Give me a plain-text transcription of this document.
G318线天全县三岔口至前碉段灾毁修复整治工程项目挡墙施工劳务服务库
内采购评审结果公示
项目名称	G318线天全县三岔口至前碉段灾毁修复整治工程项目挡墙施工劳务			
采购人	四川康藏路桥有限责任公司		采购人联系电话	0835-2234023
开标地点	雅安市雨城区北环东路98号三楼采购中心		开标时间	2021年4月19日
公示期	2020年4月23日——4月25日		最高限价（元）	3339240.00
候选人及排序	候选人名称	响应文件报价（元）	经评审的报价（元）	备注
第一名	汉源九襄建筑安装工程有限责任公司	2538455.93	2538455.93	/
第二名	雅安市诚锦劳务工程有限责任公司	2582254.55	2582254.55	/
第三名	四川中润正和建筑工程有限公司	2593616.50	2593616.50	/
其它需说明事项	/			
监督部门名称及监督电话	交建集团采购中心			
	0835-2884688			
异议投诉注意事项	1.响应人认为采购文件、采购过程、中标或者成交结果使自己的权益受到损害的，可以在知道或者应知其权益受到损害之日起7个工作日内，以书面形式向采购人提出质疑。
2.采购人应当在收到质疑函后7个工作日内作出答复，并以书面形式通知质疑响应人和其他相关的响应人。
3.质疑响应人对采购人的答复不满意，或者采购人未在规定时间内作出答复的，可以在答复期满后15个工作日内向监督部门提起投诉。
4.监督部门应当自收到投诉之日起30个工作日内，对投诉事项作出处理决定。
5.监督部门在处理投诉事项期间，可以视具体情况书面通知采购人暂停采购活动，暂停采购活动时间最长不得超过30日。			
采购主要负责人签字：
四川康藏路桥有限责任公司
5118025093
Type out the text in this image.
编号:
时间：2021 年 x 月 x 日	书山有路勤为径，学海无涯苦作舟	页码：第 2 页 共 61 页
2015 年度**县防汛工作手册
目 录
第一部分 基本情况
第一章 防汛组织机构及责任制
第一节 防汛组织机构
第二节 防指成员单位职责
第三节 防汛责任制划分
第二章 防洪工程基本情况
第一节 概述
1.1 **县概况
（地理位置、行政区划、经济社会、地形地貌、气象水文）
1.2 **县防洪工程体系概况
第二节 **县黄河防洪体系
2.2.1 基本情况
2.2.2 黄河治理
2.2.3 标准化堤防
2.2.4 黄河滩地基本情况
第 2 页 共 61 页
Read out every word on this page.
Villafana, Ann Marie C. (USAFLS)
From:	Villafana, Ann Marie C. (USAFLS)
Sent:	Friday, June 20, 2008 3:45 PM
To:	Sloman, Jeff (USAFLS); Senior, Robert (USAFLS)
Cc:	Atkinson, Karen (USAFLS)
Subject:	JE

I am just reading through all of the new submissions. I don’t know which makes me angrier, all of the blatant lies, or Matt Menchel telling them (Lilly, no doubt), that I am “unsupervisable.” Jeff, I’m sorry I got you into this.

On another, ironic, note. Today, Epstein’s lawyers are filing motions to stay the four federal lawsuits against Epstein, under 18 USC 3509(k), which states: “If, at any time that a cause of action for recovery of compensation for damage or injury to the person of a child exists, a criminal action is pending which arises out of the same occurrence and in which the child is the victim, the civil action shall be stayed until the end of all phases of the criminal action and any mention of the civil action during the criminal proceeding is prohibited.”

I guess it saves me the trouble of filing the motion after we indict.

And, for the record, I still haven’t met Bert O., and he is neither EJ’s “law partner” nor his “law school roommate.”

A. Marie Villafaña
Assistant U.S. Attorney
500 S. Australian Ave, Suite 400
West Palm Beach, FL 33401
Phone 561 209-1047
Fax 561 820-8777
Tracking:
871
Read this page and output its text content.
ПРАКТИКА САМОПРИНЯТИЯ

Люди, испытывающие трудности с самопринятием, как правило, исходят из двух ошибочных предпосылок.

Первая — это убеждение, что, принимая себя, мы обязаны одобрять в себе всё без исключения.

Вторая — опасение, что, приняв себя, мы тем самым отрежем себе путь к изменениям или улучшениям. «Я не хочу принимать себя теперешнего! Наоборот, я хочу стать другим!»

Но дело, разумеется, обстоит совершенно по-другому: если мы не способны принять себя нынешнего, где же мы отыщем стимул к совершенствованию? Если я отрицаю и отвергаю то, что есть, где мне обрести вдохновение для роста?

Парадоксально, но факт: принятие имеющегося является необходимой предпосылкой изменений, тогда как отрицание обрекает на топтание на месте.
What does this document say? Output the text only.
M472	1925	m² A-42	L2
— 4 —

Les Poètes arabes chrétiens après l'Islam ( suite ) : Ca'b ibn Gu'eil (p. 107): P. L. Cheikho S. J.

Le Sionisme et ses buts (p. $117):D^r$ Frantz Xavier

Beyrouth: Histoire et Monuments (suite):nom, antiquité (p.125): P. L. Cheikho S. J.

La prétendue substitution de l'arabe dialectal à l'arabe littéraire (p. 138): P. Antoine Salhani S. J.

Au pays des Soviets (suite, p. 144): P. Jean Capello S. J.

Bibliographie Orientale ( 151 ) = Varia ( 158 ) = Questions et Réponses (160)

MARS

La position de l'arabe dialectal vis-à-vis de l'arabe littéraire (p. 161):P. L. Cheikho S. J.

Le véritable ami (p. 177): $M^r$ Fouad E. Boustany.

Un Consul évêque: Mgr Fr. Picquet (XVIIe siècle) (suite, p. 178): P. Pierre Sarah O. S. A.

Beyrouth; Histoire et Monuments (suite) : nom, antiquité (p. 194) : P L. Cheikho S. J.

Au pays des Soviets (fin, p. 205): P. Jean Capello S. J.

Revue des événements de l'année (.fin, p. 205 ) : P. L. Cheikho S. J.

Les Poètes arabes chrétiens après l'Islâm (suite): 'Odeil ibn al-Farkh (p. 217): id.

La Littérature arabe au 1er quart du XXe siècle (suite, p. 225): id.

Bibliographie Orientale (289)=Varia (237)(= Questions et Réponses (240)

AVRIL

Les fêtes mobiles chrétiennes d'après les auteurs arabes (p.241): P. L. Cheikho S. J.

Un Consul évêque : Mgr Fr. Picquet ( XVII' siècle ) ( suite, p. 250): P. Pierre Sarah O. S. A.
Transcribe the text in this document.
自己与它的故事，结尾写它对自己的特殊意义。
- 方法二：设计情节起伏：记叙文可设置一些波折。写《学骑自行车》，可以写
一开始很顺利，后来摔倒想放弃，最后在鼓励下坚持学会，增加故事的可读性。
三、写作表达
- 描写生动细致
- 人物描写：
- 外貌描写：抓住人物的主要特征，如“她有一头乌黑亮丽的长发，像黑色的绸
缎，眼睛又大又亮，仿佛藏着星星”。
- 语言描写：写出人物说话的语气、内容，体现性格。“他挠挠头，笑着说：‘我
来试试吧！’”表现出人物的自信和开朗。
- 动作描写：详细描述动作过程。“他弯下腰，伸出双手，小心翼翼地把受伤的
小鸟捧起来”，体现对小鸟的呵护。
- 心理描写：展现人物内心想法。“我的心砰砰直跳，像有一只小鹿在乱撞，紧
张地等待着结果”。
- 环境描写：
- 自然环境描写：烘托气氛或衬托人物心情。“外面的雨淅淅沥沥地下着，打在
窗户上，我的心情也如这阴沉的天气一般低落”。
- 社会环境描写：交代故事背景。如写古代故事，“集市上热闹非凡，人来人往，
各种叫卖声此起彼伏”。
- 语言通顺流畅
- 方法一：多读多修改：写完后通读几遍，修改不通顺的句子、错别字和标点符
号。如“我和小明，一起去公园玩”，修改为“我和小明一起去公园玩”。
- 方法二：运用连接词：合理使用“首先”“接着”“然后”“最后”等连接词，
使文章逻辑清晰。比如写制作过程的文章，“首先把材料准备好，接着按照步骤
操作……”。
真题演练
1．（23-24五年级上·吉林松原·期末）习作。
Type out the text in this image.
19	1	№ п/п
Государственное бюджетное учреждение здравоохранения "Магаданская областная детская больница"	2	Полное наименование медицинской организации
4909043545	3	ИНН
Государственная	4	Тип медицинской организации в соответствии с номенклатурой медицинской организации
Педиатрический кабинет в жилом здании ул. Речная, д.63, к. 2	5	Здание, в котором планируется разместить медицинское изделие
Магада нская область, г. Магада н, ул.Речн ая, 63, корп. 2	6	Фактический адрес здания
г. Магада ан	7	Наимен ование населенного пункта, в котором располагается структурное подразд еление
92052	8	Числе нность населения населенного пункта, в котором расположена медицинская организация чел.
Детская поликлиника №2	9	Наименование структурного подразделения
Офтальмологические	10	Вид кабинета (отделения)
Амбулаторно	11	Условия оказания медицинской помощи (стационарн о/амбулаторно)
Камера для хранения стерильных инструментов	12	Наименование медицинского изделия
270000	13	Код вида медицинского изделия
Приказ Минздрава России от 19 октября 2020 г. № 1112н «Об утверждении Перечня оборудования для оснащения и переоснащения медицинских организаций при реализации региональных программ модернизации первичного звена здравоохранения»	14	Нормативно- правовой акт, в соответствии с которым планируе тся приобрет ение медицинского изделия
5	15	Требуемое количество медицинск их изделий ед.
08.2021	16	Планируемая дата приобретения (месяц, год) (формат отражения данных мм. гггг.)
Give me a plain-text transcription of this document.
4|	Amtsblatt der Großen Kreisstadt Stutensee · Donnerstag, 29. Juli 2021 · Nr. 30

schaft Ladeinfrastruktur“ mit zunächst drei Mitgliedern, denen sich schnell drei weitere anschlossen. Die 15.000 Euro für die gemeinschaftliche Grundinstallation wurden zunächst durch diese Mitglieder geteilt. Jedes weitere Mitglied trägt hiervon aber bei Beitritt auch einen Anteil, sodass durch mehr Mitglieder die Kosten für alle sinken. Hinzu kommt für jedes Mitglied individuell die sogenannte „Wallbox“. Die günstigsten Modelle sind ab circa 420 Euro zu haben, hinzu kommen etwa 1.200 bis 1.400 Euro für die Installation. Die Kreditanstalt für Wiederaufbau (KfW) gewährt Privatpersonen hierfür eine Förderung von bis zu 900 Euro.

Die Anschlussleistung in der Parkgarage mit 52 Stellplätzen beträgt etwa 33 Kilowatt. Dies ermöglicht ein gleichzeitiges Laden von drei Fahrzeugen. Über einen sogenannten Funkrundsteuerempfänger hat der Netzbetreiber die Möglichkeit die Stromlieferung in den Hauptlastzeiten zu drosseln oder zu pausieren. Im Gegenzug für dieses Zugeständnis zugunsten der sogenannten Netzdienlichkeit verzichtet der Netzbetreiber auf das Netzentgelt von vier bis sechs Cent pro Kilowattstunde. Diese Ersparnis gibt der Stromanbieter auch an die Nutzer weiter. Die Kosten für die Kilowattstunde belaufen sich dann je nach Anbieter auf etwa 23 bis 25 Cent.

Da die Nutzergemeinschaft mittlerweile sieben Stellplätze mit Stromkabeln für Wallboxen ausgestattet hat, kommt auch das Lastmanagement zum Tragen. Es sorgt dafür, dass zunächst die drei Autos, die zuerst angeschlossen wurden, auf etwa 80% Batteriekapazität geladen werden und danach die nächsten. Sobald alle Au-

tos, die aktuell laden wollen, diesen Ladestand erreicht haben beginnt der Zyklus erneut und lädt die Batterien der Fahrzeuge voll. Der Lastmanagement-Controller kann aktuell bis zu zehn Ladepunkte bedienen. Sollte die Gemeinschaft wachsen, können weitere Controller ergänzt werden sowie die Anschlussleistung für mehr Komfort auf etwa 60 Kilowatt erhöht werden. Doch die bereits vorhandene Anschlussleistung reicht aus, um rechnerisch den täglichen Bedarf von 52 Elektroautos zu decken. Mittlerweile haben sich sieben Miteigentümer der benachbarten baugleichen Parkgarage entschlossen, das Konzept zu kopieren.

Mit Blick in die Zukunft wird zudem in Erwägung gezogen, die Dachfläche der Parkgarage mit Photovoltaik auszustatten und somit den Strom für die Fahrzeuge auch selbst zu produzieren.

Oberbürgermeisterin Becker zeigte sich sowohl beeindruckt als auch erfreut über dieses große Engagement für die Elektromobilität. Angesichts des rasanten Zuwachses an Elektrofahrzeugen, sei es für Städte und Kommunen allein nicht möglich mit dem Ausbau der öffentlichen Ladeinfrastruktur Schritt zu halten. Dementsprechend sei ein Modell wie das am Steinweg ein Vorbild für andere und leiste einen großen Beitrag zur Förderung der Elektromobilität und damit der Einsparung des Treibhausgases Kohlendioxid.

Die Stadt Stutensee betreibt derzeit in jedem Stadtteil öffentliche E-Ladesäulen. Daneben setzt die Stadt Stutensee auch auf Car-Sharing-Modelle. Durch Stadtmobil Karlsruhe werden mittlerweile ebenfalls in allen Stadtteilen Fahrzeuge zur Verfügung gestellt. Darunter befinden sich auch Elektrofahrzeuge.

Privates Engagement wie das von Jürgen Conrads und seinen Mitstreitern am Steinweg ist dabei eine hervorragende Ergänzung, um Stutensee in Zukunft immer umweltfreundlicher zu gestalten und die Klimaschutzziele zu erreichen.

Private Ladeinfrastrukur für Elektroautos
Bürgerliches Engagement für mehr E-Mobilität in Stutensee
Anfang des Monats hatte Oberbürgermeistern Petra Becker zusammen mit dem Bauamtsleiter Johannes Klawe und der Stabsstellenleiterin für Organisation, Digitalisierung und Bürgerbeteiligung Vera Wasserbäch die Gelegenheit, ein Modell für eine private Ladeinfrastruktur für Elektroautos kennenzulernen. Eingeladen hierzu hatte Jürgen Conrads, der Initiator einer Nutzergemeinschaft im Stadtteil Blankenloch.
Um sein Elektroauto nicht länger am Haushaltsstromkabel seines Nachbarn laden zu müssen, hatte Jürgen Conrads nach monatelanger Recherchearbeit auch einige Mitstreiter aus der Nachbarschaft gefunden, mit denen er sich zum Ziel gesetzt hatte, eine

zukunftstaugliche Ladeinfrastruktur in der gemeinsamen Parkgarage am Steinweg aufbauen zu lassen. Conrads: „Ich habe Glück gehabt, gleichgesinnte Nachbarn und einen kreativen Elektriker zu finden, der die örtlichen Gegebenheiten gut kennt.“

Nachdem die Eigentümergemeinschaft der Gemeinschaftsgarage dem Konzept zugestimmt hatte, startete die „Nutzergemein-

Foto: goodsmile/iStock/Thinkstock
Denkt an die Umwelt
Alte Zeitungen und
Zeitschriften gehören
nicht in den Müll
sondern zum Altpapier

Stated task - Identify how many lines in the entries above contain the word "text" and provide only that figure.

Output of the task - 7